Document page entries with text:
══════

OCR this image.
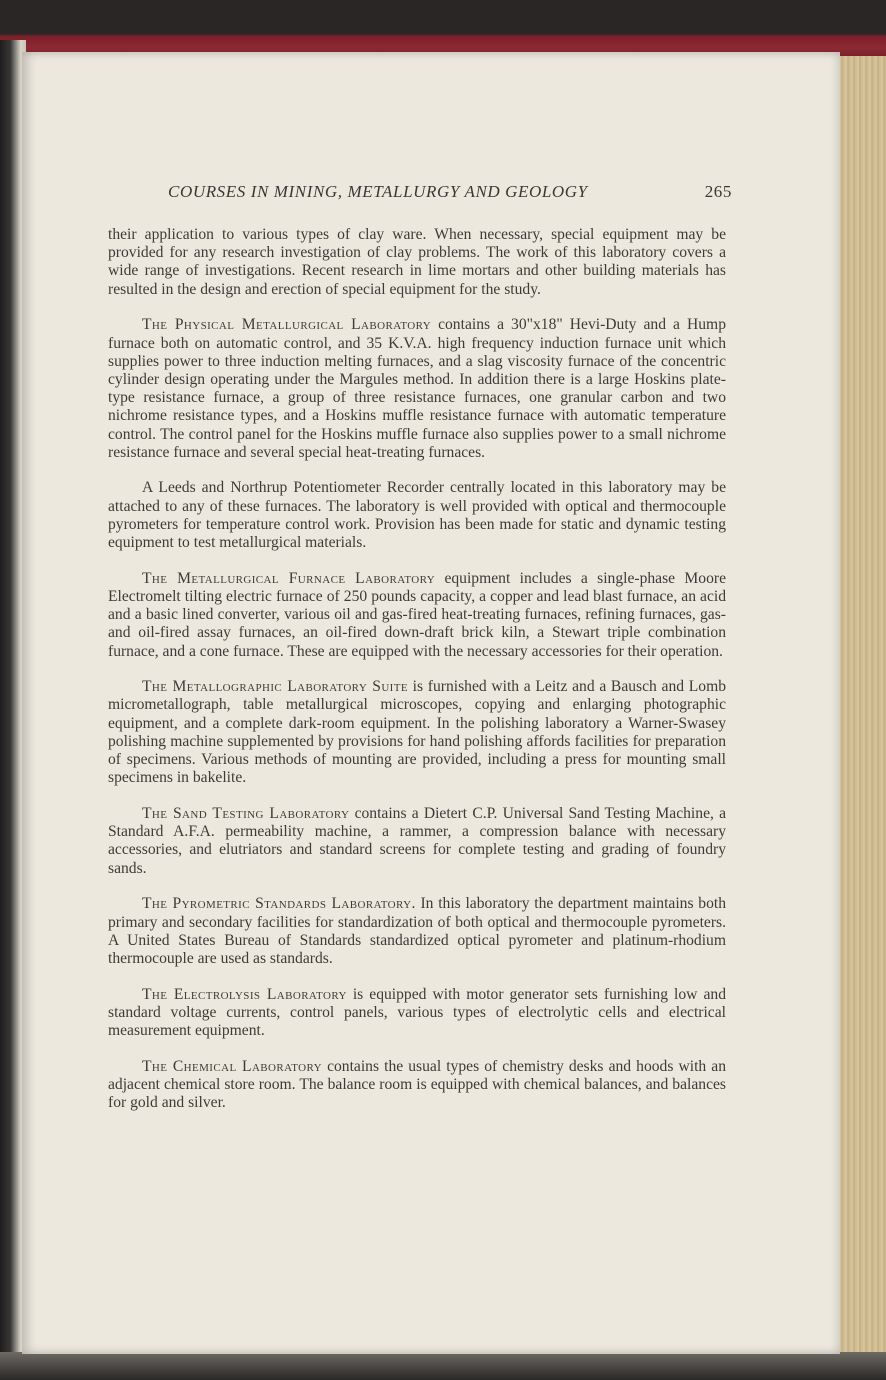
COURSES IN MINING, METALLURGY AND GEOLOGY	265

their application to various types of clay ware. When necessary, special equipment may be provided for any research investigation of clay problems. The work of this laboratory covers a wide range of investigations. Recent research in lime mortars and other building materials has resulted in the design and erection of special equipment for the study.

The Physical Metallurgical Laboratory contains a 30"x18" Hevi-Duty and a Hump furnace both on automatic control, and 35 K.V.A. high frequency induction furnace unit which supplies power to three induction melting furnaces, and a slag viscosity furnace of the concentric cylinder design operating under the Margules method. In addition there is a large Hoskins plate-type resistance furnace, a group of three resistance furnaces, one granular carbon and two nichrome resistance types, and a Hoskins muffle resistance furnace with automatic temperature control. The control panel for the Hoskins muffle furnace also supplies power to a small nichrome resistance furnace and several special heat-treating furnaces.

A Leeds and Northrup Potentiometer Recorder centrally located in this laboratory may be attached to any of these furnaces. The laboratory is well provided with optical and thermocouple pyrometers for temperature control work. Provision has been made for static and dynamic testing equipment to test metallurgical materials.

The Metallurgical Furnace Laboratory equipment includes a single-phase Moore Electromelt tilting electric furnace of 250 pounds capacity, a copper and lead blast furnace, an acid and a basic lined converter, various oil and gas-fired heat-treating furnaces, refining furnaces, gas- and oil-fired assay furnaces, an oil-fired down-draft brick kiln, a Stewart triple combination furnace, and a cone furnace. These are equipped with the necessary accessories for their operation.

The Metallographic Laboratory Suite is furnished with a Leitz and a Bausch and Lomb micrometallograph, table metallurgical microscopes, copying and enlarging photographic equipment, and a complete dark-room equipment. In the polishing laboratory a Warner-Swasey polishing machine supplemented by provisions for hand polishing affords facilities for preparation of specimens. Various methods of mounting are provided, including a press for mounting small specimens in bakelite.

The Sand Testing Laboratory contains a Dietert C.P. Universal Sand Testing Machine, a Standard A.F.A. permeability machine, a rammer, a compression balance with necessary accessories, and elutriators and standard screens for complete testing and grading of foundry sands.

The Pyrometric Standards Laboratory. In this laboratory the department maintains both primary and secondary facilities for standardization of both optical and thermocouple pyrometers. A United States Bureau of Standards standardized optical pyrometer and platinum-rhodium thermocouple are used as standards.

The Electrolysis Laboratory is equipped with motor generator sets furnishing low and standard voltage currents, control panels, various types of electrolytic cells and electrical measurement equipment.

The Chemical Laboratory contains the usual types of chemistry desks and hoods with an adjacent chemical store room. The balance room is equipped with chemical balances, and balances for gold and silver.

══════

* Exercise brief *
In the copy, no pictures should appear; the records themselves must be repeated exactly.

* Finished exercise *
OCR this image.
COURSES IN MINING, METALLURGY AND GEOLOGY	265

their application to various types of clay ware. When necessary, special equipment may be provided for any research investigation of clay problems. The work of this laboratory covers a wide range of investigations. Recent research in lime mortars and other building materials has resulted in the design and erection of special equipment for the study.

The Physical Metallurgical Laboratory contains a 30"x18" Hevi-Duty and a Hump furnace both on automatic control, and 35 K.V.A. high frequency induction furnace unit which supplies power to three induction melting furnaces, and a slag viscosity furnace of the concentric cylinder design operating under the Margules method. In addition there is a large Hoskins plate-type resistance furnace, a group of three resistance furnaces, one granular carbon and two nichrome resistance types, and a Hoskins muffle resistance furnace with automatic temperature control. The control panel for the Hoskins muffle furnace also supplies power to a small nichrome resistance furnace and several special heat-treating furnaces.

A Leeds and Northrup Potentiometer Recorder centrally located in this laboratory may be attached to any of these furnaces. The laboratory is well provided with optical and thermocouple pyrometers for temperature control work. Provision has been made for static and dynamic testing equipment to test metallurgical materials.

The Metallurgical Furnace Laboratory equipment includes a single-phase Moore Electromelt tilting electric furnace of 250 pounds capacity, a copper and lead blast furnace, an acid and a basic lined converter, various oil and gas-fired heat-treating furnaces, refining furnaces, gas- and oil-fired assay furnaces, an oil-fired down-draft brick kiln, a Stewart triple combination furnace, and a cone furnace. These are equipped with the necessary accessories for their operation.

The Metallographic Laboratory Suite is furnished with a Leitz and a Bausch and Lomb micrometallograph, table metallurgical microscopes, copying and enlarging photographic equipment, and a complete dark-room equipment. In the polishing laboratory a Warner-Swasey polishing machine supplemented by provisions for hand polishing affords facilities for preparation of specimens. Various methods of mounting are provided, including a press for mounting small specimens in bakelite.

The Sand Testing Laboratory contains a Dietert C.P. Universal Sand Testing Machine, a Standard A.F.A. permeability machine, a rammer, a compression balance with necessary accessories, and elutriators and standard screens for complete testing and grading of foundry sands.

The Pyrometric Standards Laboratory. In this laboratory the department maintains both primary and secondary facilities for standardization of both optical and thermocouple pyrometers. A United States Bureau of Standards standardized optical pyrometer and platinum-rhodium thermocouple are used as standards.

The Electrolysis Laboratory is equipped with motor generator sets furnishing low and standard voltage currents, control panels, various types of electrolytic cells and electrical measurement equipment.

The Chemical Laboratory contains the usual types of chemistry desks and hoods with an adjacent chemical store room. The balance room is equipped with chemical balances, and balances for gold and silver.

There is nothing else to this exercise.